Exercise objective | Without the images, write out all of the following entries exactly.

Excerpted records |
^^^^^^^^

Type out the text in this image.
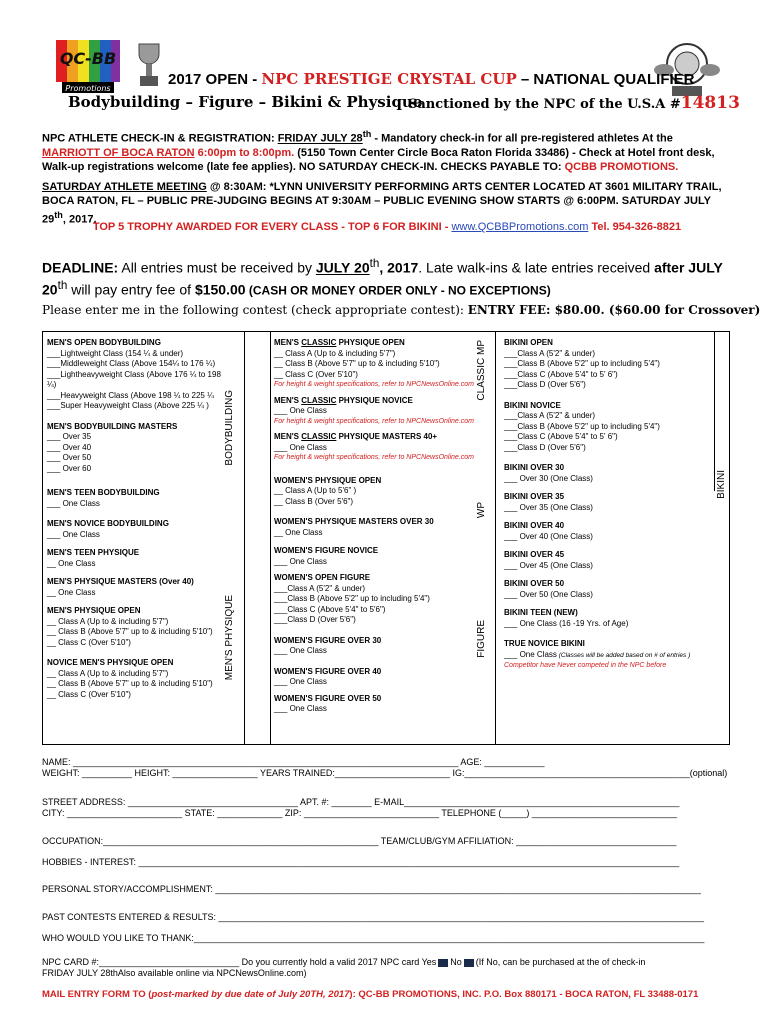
QC-BB
Promotions
2017 OPEN - NPC PRESTIGE CRYSTAL CUP – NATIONAL QUALIFIER
Bodybuilding – Figure – Bikini & Physique
Sanctioned by the NPC of the U.S.A #14813
NPC ATHLETE CHECK-IN & REGISTRATION: FRIDAY JULY 28th - Mandatory check-in for all pre-registered athletes At the MARRIOTT OF BOCA RATON 6:00pm to 8:00pm. (5150 Town Center Circle Boca Raton Florida 33486) - Check at Hotel front desk, Walk-up registrations welcome (late fee applies). NO SATURDAY CHECK-IN. CHECKS PAYABLE TO: QCBB PROMOTIONS.
SATURDAY ATHLETE MEETING @ 8:30AM: *LYNN UNIVERSITY PERFORMING ARTS CENTER LOCATED AT 3601 MILITARY TRAIL, BOCA RATON, FL – PUBLIC PRE-JUDGING BEGINS AT 9:30AM – PUBLIC EVENING SHOW STARTS @ 6:00PM. SATURDAY JULY 29th, 2017.
TOP 5 TROPHY AWARDED FOR EVERY CLASS - TOP 6 FOR BIKINI - www.QCBBPromotions.com Tel. 954-326-8821
DEADLINE: All entries must be received by JULY 20th, 2017. Late walk-ins & late entries received after JULY 20th will pay entry fee of $150.00 (CASH OR MONEY ORDER ONLY - NO EXCEPTIONS)
Please enter me in the following contest (check appropriate contest): ENTRY FEE: $80.00. ($60.00 for Crossover)
BODYBUILDING
MEN'S PHYSIQUE
CLASSIC MP
WP
FIGURE
BIKINI
MEN'S OPEN BODYBUILDING
___Lightweight Class (154 ¼ & under)
___Middleweight Class (Above 154¼ to 176 ¼)
___Lightheavyweight Class (Above 176 ¼ to 198 ¼)
___Heavyweight Class (Above 198 ¼ to 225 ¼
___Super Heavyweight Class (Above 225 ¼ )
MEN'S BODYBUILDING MASTERS
___ Over 35
___ Over 40
___ Over 50
___ Over 60
MEN'S TEEN BODYBUILDING
___ One Class
MEN'S NOVICE BODYBUILDING
___ One Class
MEN'S TEEN PHYSIQUE
__ One Class
MEN'S PHYSIQUE MASTERS (Over 40)
__ One Class
MEN'S PHYSIQUE OPEN
__ Class A (Up to & including 5'7")
__ Class B (Above 5'7" up to & including 5'10")
__ Class C (Over 5'10")
NOVICE MEN'S PHYSIQUE OPEN
__ Class A (Up to & including 5'7")
__ Class B (Above 5'7" up to & including 5'10")
__ Class C (Over 5'10")
MEN'S CLASSIC PHYSIQUE OPEN
__ Class A (Up to & including 5'7")
__ Class B (Above 5'7" up to & including 5'10")
__ Class C (Over 5'10")
For height & weight specifications, refer to NPCNewsOnline.com
MEN'S CLASSIC PHYSIQUE NOVICE
___ One Class
For height & weight specifications, refer to NPCNewsOnline.com
MEN'S CLASSIC PHYSIQUE MASTERS 40+
___ One Class
For height & weight specifications, refer to NPCNewsOnline.com
WOMEN'S PHYSIQUE OPEN
__ Class A (Up to 5'6" )
__ Class B (Over 5'6")
WOMEN'S PHYSIQUE MASTERS OVER 30
__ One Class
WOMEN'S FIGURE NOVICE
___ One Class
WOMEN'S OPEN FIGURE
___Class A (5'2" & under)
___Class B (Above 5'2" up to including 5'4")
___Class C (Above 5'4" to 5'6")
___Class D (Over 5'6")
WOMEN'S FIGURE OVER 30
___ One Class
WOMEN'S FIGURE OVER 40
___ One Class
WOMEN'S FIGURE OVER 50
___ One Class
BIKINI OPEN
___Class A (5'2" & under)
___Class B (Above 5'2" up to including 5'4")
___Class C (Above 5'4" to 5' 6")
___Class D (Over 5'6")
BIKINI NOVICE
___Class A (5'2" & under)
___Class B (Above 5'2" up to including 5'4")
___Class C (Above 5'4" to 5' 6")
___Class D (Over 5'6")
BIKINI OVER 30
___ Over 30 (One Class)
BIKINI OVER 35
___ Over 35 (One Class)
BIKINI OVER 40
___ Over 40 (One Class)
BIKINI OVER 45
___ Over 45 (One Class)
BIKINI OVER 50
___ Over 50 (One Class)
BIKINI TEEN (NEW)
___ One Class (16 -19 Yrs. of Age)
TRUE NOVICE BIKINI
___ One Class (Classes will be added based on # of entries )
Competitor have Never competed in the NPC before
NAME: _____________________________________________________________________________ AGE: ____________
WEIGHT: __________ HEIGHT: _________________ YEARS TRAINED:_______________________ IG:_____________________________________________(optional)
STREET ADDRESS: __________________________________ APT. #: ________ E-MAIL_______________________________________________________
CITY: _______________________ STATE: _____________ ZIP: ___________________________ TELEPHONE (_____) _____________________________
OCCUPATION:_______________________________________________________ TEAM/CLUB/GYM AFFILIATION: ________________________________
HOBBIES - INTEREST: ____________________________________________________________________________________________________________
PERSONAL STORY/ACCOMPLISHMENT: _________________________________________________________________________________________________
PAST CONTESTS ENTERED & RESULTS: _________________________________________________________________________________________________
WHO WOULD YOU LIKE TO THANK:______________________________________________________________________________________________________
NPC CARD #:____________________________ Do you currently hold a valid 2017 NPC card Yes No (If No, can be purchased at the of check-in
FRIDAY JULY 28thAlso available online via NPCNewsOnline.com)
MAIL ENTRY FORM TO (post-marked by due date of July 20TH, 2017): QC-BB PROMOTIONS, INC. P.O. Box 880171 - BOCA RATON, FL 33488-0171
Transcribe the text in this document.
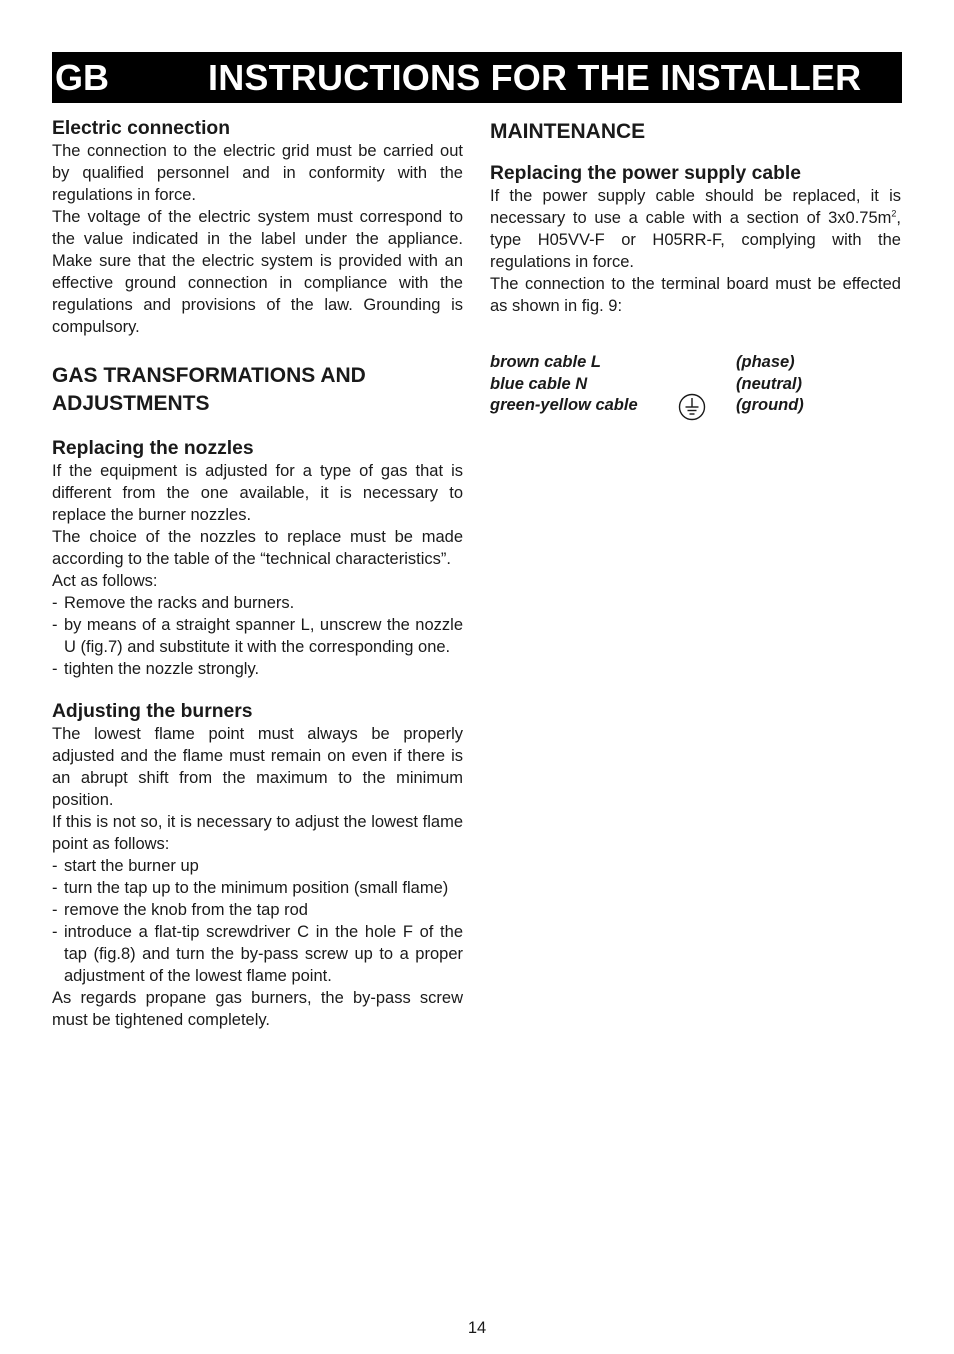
GB	INSTRUCTIONS FOR THE INSTALLER
Electric connection

The connection to the electric grid must be carried out by qualified personnel and in conformity with the regulations in force.

The voltage of the electric system must correspond to the value indicated in the label under the appliance. Make sure that the electric system is provided with an effective ground connection in compliance with the regulations and provisions of the law. Grounding is compulsory.

GAS TRANSFORMATIONS AND ADJUSTMENTS
Replacing the nozzles

If the equipment is adjusted for a type of gas that is different from the one available, it is necessary to replace the burner nozzles.

The choice of the nozzles to replace must be made according to the table of the “technical characteristics”.

Act as follows:

- Remove the racks and burners.
- by means of a straight spanner L, unscrew the nozzle U (fig.7) and substitute it with the corresponding one.
- tighten the nozzle strongly.
Adjusting the burners

The lowest flame point must always be properly adjusted and the flame must remain on even if there is an abrupt shift from the maximum to the minimum position.

If this is not so, it is necessary to adjust the lowest flame point as follows:

- start the burner up
- turn the tap up to the minimum position (small flame)
- remove the knob from the tap rod
- introduce a flat-tip screwdriver C in the hole F of the tap (fig.8) and turn the by-pass screw up to a proper adjustment of the lowest flame point.

As regards propane gas burners, the by-pass screw must be tightened completely.

MAINTENANCE
Replacing the power supply cable

If the power supply cable should be replaced, it is necessary to use a cable with a section of $3x0.75m^2$, type H05VV-F or H05RR-F, complying with the regulations in force.

The connection to the terminal board must be effected as shown in fig. 9:

brown cable L	(phase)
blue cable N	(neutral)
green-yellow cable	(ground)
14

^^^^^^^^

Response |
Type out the text in this image.
QC-BB
Promotions
2017 OPEN - NPC PRESTIGE CRYSTAL CUP – NATIONAL QUALIFIER
Bodybuilding – Figure – Bikini & Physique
Sanctioned by the NPC of the U.S.A #14813
NPC ATHLETE CHECK-IN & REGISTRATION: FRIDAY JULY 28th - Mandatory check-in for all pre-registered athletes At the MARRIOTT OF BOCA RATON 6:00pm to 8:00pm. (5150 Town Center Circle Boca Raton Florida 33486) - Check at Hotel front desk, Walk-up registrations welcome (late fee applies). NO SATURDAY CHECK-IN. CHECKS PAYABLE TO: QCBB PROMOTIONS.
SATURDAY ATHLETE MEETING @ 8:30AM: *LYNN UNIVERSITY PERFORMING ARTS CENTER LOCATED AT 3601 MILITARY TRAIL, BOCA RATON, FL – PUBLIC PRE-JUDGING BEGINS AT 9:30AM – PUBLIC EVENING SHOW STARTS @ 6:00PM. SATURDAY JULY 29th, 2017.
TOP 5 TROPHY AWARDED FOR EVERY CLASS - TOP 6 FOR BIKINI - www.QCBBPromotions.com Tel. 954-326-8821
DEADLINE: All entries must be received by JULY 20th, 2017. Late walk-ins & late entries received after JULY 20th will pay entry fee of $150.00 (CASH OR MONEY ORDER ONLY - NO EXCEPTIONS)
Please enter me in the following contest (check appropriate contest): ENTRY FEE: $80.00. ($60.00 for Crossover)
BODYBUILDING
MEN'S PHYSIQUE
CLASSIC MP
WP
FIGURE
BIKINI
MEN'S OPEN BODYBUILDING
___Lightweight Class (154 ¼ & under)
___Middleweight Class (Above 154¼ to 176 ¼)
___Lightheavyweight Class (Above 176 ¼ to 198 ¼)
___Heavyweight Class (Above 198 ¼ to 225 ¼
___Super Heavyweight Class (Above 225 ¼ )
MEN'S BODYBUILDING MASTERS
___ Over 35
___ Over 40
___ Over 50
___ Over 60
MEN'S TEEN BODYBUILDING
___ One Class
MEN'S NOVICE BODYBUILDING
___ One Class
MEN'S TEEN PHYSIQUE
__ One Class
MEN'S PHYSIQUE MASTERS (Over 40)
__ One Class
MEN'S PHYSIQUE OPEN
__ Class A (Up to & including 5'7")
__ Class B (Above 5'7" up to & including 5'10")
__ Class C (Over 5'10")
NOVICE MEN'S PHYSIQUE OPEN
__ Class A (Up to & including 5'7")
__ Class B (Above 5'7" up to & including 5'10")
__ Class C (Over 5'10")
MEN'S CLASSIC PHYSIQUE OPEN
__ Class A (Up to & including 5'7")
__ Class B (Above 5'7" up to & including 5'10")
__ Class C (Over 5'10")
For height & weight specifications, refer to NPCNewsOnline.com
MEN'S CLASSIC PHYSIQUE NOVICE
___ One Class
For height & weight specifications, refer to NPCNewsOnline.com
MEN'S CLASSIC PHYSIQUE MASTERS 40+
___ One Class
For height & weight specifications, refer to NPCNewsOnline.com
WOMEN'S PHYSIQUE OPEN
__ Class A (Up to 5'6" )
__ Class B (Over 5'6")
WOMEN'S PHYSIQUE MASTERS OVER 30
__ One Class
WOMEN'S FIGURE NOVICE
___ One Class
WOMEN'S OPEN FIGURE
___Class A (5'2" & under)
___Class B (Above 5'2" up to including 5'4")
___Class C (Above 5'4" to 5'6")
___Class D (Over 5'6")
WOMEN'S FIGURE OVER 30
___ One Class
WOMEN'S FIGURE OVER 40
___ One Class
WOMEN'S FIGURE OVER 50
___ One Class
BIKINI OPEN
___Class A (5'2" & under)
___Class B (Above 5'2" up to including 5'4")
___Class C (Above 5'4" to 5' 6")
___Class D (Over 5'6")
BIKINI NOVICE
___Class A (5'2" & under)
___Class B (Above 5'2" up to including 5'4")
___Class C (Above 5'4" to 5' 6")
___Class D (Over 5'6")
BIKINI OVER 30
___ Over 30 (One Class)
BIKINI OVER 35
___ Over 35 (One Class)
BIKINI OVER 40
___ Over 40 (One Class)
BIKINI OVER 45
___ Over 45 (One Class)
BIKINI OVER 50
___ Over 50 (One Class)
BIKINI TEEN (NEW)
___ One Class (16 -19 Yrs. of Age)
TRUE NOVICE BIKINI
___ One Class (Classes will be added based on # of entries )
Competitor have Never competed in the NPC before
NAME: _____________________________________________________________________________ AGE: ____________
WEIGHT: __________ HEIGHT: _________________ YEARS TRAINED:_______________________ IG:_____________________________________________(optional)
STREET ADDRESS: __________________________________ APT. #: ________ E-MAIL_______________________________________________________
CITY: _______________________ STATE: _____________ ZIP: ___________________________ TELEPHONE (_____) _____________________________
OCCUPATION:_______________________________________________________ TEAM/CLUB/GYM AFFILIATION: ________________________________
HOBBIES - INTEREST: ____________________________________________________________________________________________________________
PERSONAL STORY/ACCOMPLISHMENT: _________________________________________________________________________________________________
PAST CONTESTS ENTERED & RESULTS: _________________________________________________________________________________________________
WHO WOULD YOU LIKE TO THANK:______________________________________________________________________________________________________
NPC CARD #:____________________________ Do you currently hold a valid 2017 NPC card Yes No (If No, can be purchased at the of check-in
FRIDAY JULY 28thAlso available online via NPCNewsOnline.com)
MAIL ENTRY FORM TO (post-marked by due date of July 20TH, 2017): QC-BB PROMOTIONS, INC. P.O. Box 880171 - BOCA RATON, FL 33488-0171
Transcribe the text in this document.
GB	INSTRUCTIONS FOR THE INSTALLER
Electric connection

The connection to the electric grid must be carried out by qualified personnel and in conformity with the regulations in force.

The voltage of the electric system must correspond to the value indicated in the label under the appliance. Make sure that the electric system is provided with an effective ground connection in compliance with the regulations and provisions of the law. Grounding is compulsory.

GAS TRANSFORMATIONS AND ADJUSTMENTS
Replacing the nozzles

If the equipment is adjusted for a type of gas that is different from the one available, it is necessary to replace the burner nozzles.

The choice of the nozzles to replace must be made according to the table of the “technical characteristics”.

Act as follows:

- Remove the racks and burners.
- by means of a straight spanner L, unscrew the nozzle U (fig.7) and substitute it with the corresponding one.
- tighten the nozzle strongly.
Adjusting the burners

The lowest flame point must always be properly adjusted and the flame must remain on even if there is an abrupt shift from the maximum to the minimum position.

If this is not so, it is necessary to adjust the lowest flame point as follows:

- start the burner up
- turn the tap up to the minimum position (small flame)
- remove the knob from the tap rod
- introduce a flat-tip screwdriver C in the hole F of the tap (fig.8) and turn the by-pass screw up to a proper adjustment of the lowest flame point.

As regards propane gas burners, the by-pass screw must be tightened completely.

MAINTENANCE
Replacing the power supply cable

If the power supply cable should be replaced, it is necessary to use a cable with a section of $3x0.75m^2$, type H05VV-F or H05RR-F, complying with the regulations in force.

The connection to the terminal board must be effected as shown in fig. 9:

brown cable L	(phase)
blue cable N	(neutral)
green-yellow cable	(ground)
14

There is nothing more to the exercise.